Print the listing below exactly.

== INFORMATION SHOWN

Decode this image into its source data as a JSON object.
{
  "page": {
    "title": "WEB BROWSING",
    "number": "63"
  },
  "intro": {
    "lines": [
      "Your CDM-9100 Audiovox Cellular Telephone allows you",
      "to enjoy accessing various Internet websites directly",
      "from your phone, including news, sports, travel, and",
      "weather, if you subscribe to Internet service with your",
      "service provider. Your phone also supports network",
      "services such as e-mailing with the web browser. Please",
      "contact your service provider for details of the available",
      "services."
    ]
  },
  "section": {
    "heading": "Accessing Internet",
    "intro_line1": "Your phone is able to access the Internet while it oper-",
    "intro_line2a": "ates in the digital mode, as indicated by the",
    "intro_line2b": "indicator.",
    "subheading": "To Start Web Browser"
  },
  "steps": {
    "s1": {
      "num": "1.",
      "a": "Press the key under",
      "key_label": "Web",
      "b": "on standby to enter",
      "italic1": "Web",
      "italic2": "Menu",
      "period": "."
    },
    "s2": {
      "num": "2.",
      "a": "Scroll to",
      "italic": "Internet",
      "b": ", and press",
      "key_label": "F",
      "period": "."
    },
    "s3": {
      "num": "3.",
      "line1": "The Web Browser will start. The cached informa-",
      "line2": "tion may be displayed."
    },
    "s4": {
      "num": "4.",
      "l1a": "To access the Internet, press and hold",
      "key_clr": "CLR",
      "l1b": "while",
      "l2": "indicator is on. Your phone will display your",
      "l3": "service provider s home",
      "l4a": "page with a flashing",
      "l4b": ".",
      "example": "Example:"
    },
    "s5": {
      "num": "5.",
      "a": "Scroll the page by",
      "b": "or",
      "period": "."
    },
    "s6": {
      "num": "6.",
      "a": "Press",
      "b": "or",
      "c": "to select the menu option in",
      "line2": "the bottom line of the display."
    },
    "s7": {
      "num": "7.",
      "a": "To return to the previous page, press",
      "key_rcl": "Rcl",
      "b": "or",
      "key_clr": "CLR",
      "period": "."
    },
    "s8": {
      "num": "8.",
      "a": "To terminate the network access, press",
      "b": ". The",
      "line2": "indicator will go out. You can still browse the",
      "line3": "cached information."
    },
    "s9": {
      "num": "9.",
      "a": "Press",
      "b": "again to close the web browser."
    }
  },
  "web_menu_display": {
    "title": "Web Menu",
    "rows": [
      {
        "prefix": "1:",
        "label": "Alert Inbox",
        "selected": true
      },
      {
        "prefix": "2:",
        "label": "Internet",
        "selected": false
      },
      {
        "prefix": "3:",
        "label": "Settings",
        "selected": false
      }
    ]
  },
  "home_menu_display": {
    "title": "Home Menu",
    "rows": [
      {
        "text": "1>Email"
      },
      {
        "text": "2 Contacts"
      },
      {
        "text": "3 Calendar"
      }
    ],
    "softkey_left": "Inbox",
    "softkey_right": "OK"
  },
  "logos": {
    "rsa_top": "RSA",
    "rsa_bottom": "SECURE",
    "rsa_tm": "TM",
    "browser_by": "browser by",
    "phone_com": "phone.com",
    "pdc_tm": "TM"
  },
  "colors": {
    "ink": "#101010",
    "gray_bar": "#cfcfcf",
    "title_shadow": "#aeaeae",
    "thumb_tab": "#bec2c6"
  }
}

====

RESPONSE BELOW:
Decode this image into its source data as a JSON object.
{
  "page": {
    "title": "WEB BROWSING",
    "number": "63"
  },
  "intro": {
    "lines": [
      "Your CDM-9100 Audiovox Cellular Telephone allows you",
      "to enjoy accessing various Internet websites directly",
      "from your phone, including news, sports, travel, and",
      "weather, if you subscribe to Internet service with your",
      "service provider. Your phone also supports network",
      "services such as e-mailing with the web browser. Please",
      "contact your service provider for details of the available",
      "services."
    ]
  },
  "section": {
    "heading": "Accessing Internet",
    "intro_line1": "Your phone is able to access the Internet while it oper-",
    "intro_line2a": "ates in the digital mode, as indicated by the",
    "intro_line2b": "indicator.",
    "subheading": "To Start Web Browser"
  },
  "steps": {
    "s1": {
      "num": "1.",
      "a": "Press the key under",
      "key_label": "Web",
      "b": "on standby to enter",
      "italic1": "Web",
      "italic2": "Menu",
      "period": "."
    },
    "s2": {
      "num": "2.",
      "a": "Scroll to",
      "italic": "Internet",
      "b": ", and press",
      "key_label": "F",
      "period": "."
    },
    "s3": {
      "num": "3.",
      "line1": "The Web Browser will start. The cached informa-",
      "line2": "tion may be displayed."
    },
    "s4": {
      "num": "4.",
      "l1a": "To access the Internet, press and hold",
      "key_clr": "CLR",
      "l1b": "while",
      "l2": "indicator is on. Your phone will display your",
      "l3": "service provider s home",
      "l4a": "page with a flashing",
      "l4b": ".",
      "example": "Example:"
    },
    "s5": {
      "num": "5.",
      "a": "Scroll the page by",
      "b": "or",
      "period": "."
    },
    "s6": {
      "num": "6.",
      "a": "Press",
      "b": "or",
      "c": "to select the menu option in",
      "line2": "the bottom line of the display."
    },
    "s7": {
      "num": "7.",
      "a": "To return to the previous page, press",
      "key_rcl": "Rcl",
      "b": "or",
      "key_clr": "CLR",
      "period": "."
    },
    "s8": {
      "num": "8.",
      "a": "To terminate the network access, press",
      "b": ". The",
      "line2": "indicator will go out. You can still browse the",
      "line3": "cached information."
    },
    "s9": {
      "num": "9.",
      "a": "Press",
      "b": "again to close the web browser."
    }
  },
  "web_menu_display": {
    "title": "Web Menu",
    "rows": [
      {
        "prefix": "1:",
        "label": "Alert Inbox",
        "selected": true
      },
      {
        "prefix": "2:",
        "label": "Internet",
        "selected": false
      },
      {
        "prefix": "3:",
        "label": "Settings",
        "selected": false
      }
    ]
  },
  "home_menu_display": {
    "title": "Home Menu",
    "rows": [
      {
        "text": "1>Email"
      },
      {
        "text": "2 Contacts"
      },
      {
        "text": "3 Calendar"
      }
    ],
    "softkey_left": "Inbox",
    "softkey_right": "OK"
  },
  "logos": {
    "rsa_top": "RSA",
    "rsa_bottom": "SECURE",
    "rsa_tm": "TM",
    "browser_by": "browser by",
    "phone_com": "phone.com",
    "pdc_tm": "TM"
  },
  "colors": {
    "ink": "#101010",
    "gray_bar": "#cfcfcf",
    "title_shadow": "#aeaeae",
    "thumb_tab": "#bec2c6"
  }
}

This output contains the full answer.